_Extracted data entries_
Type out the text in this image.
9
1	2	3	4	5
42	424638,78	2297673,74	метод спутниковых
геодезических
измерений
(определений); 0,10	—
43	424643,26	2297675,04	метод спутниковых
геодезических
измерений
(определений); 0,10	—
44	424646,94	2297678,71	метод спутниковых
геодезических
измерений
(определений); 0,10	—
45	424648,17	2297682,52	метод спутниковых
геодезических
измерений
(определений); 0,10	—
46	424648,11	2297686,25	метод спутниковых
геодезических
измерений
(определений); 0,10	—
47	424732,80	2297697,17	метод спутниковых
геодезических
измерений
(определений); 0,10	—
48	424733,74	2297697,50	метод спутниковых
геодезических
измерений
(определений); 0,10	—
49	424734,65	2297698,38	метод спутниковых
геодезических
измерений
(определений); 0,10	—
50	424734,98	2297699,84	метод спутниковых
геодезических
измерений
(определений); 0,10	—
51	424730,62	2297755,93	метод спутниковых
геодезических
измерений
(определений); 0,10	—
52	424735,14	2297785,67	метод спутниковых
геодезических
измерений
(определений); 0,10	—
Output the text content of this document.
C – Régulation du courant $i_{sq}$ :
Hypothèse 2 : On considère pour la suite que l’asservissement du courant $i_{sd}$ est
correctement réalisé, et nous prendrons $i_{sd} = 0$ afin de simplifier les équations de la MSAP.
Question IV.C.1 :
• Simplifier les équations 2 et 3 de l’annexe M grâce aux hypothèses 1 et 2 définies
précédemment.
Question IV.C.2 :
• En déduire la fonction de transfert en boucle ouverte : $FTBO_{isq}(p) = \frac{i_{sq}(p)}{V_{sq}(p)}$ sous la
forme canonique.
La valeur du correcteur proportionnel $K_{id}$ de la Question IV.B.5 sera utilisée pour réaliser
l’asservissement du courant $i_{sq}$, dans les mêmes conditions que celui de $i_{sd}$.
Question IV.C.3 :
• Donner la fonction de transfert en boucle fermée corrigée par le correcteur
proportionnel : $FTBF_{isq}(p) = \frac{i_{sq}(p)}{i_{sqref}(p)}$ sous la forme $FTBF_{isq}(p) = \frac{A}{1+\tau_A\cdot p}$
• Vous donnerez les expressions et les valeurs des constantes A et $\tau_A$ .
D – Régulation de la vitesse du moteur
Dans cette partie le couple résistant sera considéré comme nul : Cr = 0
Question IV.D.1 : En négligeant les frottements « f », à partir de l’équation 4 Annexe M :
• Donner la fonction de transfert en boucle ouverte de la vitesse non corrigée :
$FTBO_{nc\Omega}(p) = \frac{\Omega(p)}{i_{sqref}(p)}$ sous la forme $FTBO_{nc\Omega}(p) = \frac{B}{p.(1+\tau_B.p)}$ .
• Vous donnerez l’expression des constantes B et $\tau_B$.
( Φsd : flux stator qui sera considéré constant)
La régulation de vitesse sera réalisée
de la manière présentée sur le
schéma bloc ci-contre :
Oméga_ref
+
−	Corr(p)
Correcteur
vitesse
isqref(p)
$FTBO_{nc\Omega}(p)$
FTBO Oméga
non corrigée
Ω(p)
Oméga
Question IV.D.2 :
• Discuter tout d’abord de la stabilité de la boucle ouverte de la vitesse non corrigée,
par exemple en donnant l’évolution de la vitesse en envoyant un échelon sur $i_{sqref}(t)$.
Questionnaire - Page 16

_Work required_
Copy every line of the material, please, keeping it exactly the same.

_Task solution_
Type out the text in this image.
9
1	2	3	4	5
42	424638,78	2297673,74	метод спутниковых
геодезических
измерений
(определений); 0,10	—
43	424643,26	2297675,04	метод спутниковых
геодезических
измерений
(определений); 0,10	—
44	424646,94	2297678,71	метод спутниковых
геодезических
измерений
(определений); 0,10	—
45	424648,17	2297682,52	метод спутниковых
геодезических
измерений
(определений); 0,10	—
46	424648,11	2297686,25	метод спутниковых
геодезических
измерений
(определений); 0,10	—
47	424732,80	2297697,17	метод спутниковых
геодезических
измерений
(определений); 0,10	—
48	424733,74	2297697,50	метод спутниковых
геодезических
измерений
(определений); 0,10	—
49	424734,65	2297698,38	метод спутниковых
геодезических
измерений
(определений); 0,10	—
50	424734,98	2297699,84	метод спутниковых
геодезических
измерений
(определений); 0,10	—
51	424730,62	2297755,93	метод спутниковых
геодезических
измерений
(определений); 0,10	—
52	424735,14	2297785,67	метод спутниковых
геодезических
измерений
(определений); 0,10	—
Output the text content of this document.
C – Régulation du courant $i_{sq}$ :
Hypothèse 2 : On considère pour la suite que l’asservissement du courant $i_{sd}$ est
correctement réalisé, et nous prendrons $i_{sd} = 0$ afin de simplifier les équations de la MSAP.
Question IV.C.1 :
• Simplifier les équations 2 et 3 de l’annexe M grâce aux hypothèses 1 et 2 définies
précédemment.
Question IV.C.2 :
• En déduire la fonction de transfert en boucle ouverte : $FTBO_{isq}(p) = \frac{i_{sq}(p)}{V_{sq}(p)}$ sous la
forme canonique.
La valeur du correcteur proportionnel $K_{id}$ de la Question IV.B.5 sera utilisée pour réaliser
l’asservissement du courant $i_{sq}$, dans les mêmes conditions que celui de $i_{sd}$.
Question IV.C.3 :
• Donner la fonction de transfert en boucle fermée corrigée par le correcteur
proportionnel : $FTBF_{isq}(p) = \frac{i_{sq}(p)}{i_{sqref}(p)}$ sous la forme $FTBF_{isq}(p) = \frac{A}{1+\tau_A\cdot p}$
• Vous donnerez les expressions et les valeurs des constantes A et $\tau_A$ .
D – Régulation de la vitesse du moteur
Dans cette partie le couple résistant sera considéré comme nul : Cr = 0
Question IV.D.1 : En négligeant les frottements « f », à partir de l’équation 4 Annexe M :
• Donner la fonction de transfert en boucle ouverte de la vitesse non corrigée :
$FTBO_{nc\Omega}(p) = \frac{\Omega(p)}{i_{sqref}(p)}$ sous la forme $FTBO_{nc\Omega}(p) = \frac{B}{p.(1+\tau_B.p)}$ .
• Vous donnerez l’expression des constantes B et $\tau_B$.
( Φsd : flux stator qui sera considéré constant)
La régulation de vitesse sera réalisée
de la manière présentée sur le
schéma bloc ci-contre :
Oméga_ref
+
−	Corr(p)
Correcteur
vitesse
isqref(p)
$FTBO_{nc\Omega}(p)$
FTBO Oméga
non corrigée
Ω(p)
Oméga
Question IV.D.2 :
• Discuter tout d’abord de la stabilité de la boucle ouverte de la vitesse non corrigée,
par exemple en donnant l’évolution de la vitesse en envoyant un échelon sur $i_{sqref}(t)$.
Questionnaire - Page 16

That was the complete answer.